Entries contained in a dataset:
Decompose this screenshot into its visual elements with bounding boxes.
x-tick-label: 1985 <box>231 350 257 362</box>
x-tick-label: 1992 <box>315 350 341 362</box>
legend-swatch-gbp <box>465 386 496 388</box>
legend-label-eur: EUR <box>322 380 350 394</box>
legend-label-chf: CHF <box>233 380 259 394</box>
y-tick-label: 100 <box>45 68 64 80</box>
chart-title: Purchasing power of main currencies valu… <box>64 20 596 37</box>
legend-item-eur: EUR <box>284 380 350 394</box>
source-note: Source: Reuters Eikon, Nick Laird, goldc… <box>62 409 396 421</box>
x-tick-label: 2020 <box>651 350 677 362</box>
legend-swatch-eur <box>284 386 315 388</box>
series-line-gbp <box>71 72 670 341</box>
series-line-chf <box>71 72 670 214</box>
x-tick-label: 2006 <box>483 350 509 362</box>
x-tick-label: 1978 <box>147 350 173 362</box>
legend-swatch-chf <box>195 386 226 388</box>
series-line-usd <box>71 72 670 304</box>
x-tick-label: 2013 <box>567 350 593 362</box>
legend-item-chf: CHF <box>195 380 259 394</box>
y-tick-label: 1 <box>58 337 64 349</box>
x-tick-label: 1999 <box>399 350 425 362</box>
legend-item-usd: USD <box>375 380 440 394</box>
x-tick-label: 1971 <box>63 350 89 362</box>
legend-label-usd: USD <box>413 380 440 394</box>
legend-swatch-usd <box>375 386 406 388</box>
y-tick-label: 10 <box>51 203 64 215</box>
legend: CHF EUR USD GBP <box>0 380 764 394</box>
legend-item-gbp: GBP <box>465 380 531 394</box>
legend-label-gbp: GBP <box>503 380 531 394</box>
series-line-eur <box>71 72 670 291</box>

BRIEF:
Can you output every line of the entries above, unchanged and in the same order?

CORRECT RESULT:
Decompose this screenshot into its visual elements with bounding boxes.
x-tick-label: 1985 <box>231 350 257 362</box>
x-tick-label: 1992 <box>315 350 341 362</box>
legend-swatch-gbp <box>465 386 496 388</box>
legend-label-eur: EUR <box>322 380 350 394</box>
legend-label-chf: CHF <box>233 380 259 394</box>
y-tick-label: 100 <box>45 68 64 80</box>
chart-title: Purchasing power of main currencies valu… <box>64 20 596 37</box>
legend-item-eur: EUR <box>284 380 350 394</box>
source-note: Source: Reuters Eikon, Nick Laird, goldc… <box>62 409 396 421</box>
x-tick-label: 2020 <box>651 350 677 362</box>
legend-swatch-eur <box>284 386 315 388</box>
series-line-gbp <box>71 72 670 341</box>
series-line-chf <box>71 72 670 214</box>
x-tick-label: 2006 <box>483 350 509 362</box>
x-tick-label: 1978 <box>147 350 173 362</box>
legend-swatch-chf <box>195 386 226 388</box>
series-line-usd <box>71 72 670 304</box>
x-tick-label: 2013 <box>567 350 593 362</box>
legend-item-chf: CHF <box>195 380 259 394</box>
y-tick-label: 1 <box>58 337 64 349</box>
x-tick-label: 1999 <box>399 350 425 362</box>
legend-item-usd: USD <box>375 380 440 394</box>
x-tick-label: 1971 <box>63 350 89 362</box>
legend-label-usd: USD <box>413 380 440 394</box>
legend-swatch-usd <box>375 386 406 388</box>
y-tick-label: 10 <box>51 203 64 215</box>
legend: CHF EUR USD GBP <box>0 380 764 394</box>
legend-item-gbp: GBP <box>465 380 531 394</box>
legend-label-gbp: GBP <box>503 380 531 394</box>
series-line-eur <box>71 72 670 291</box>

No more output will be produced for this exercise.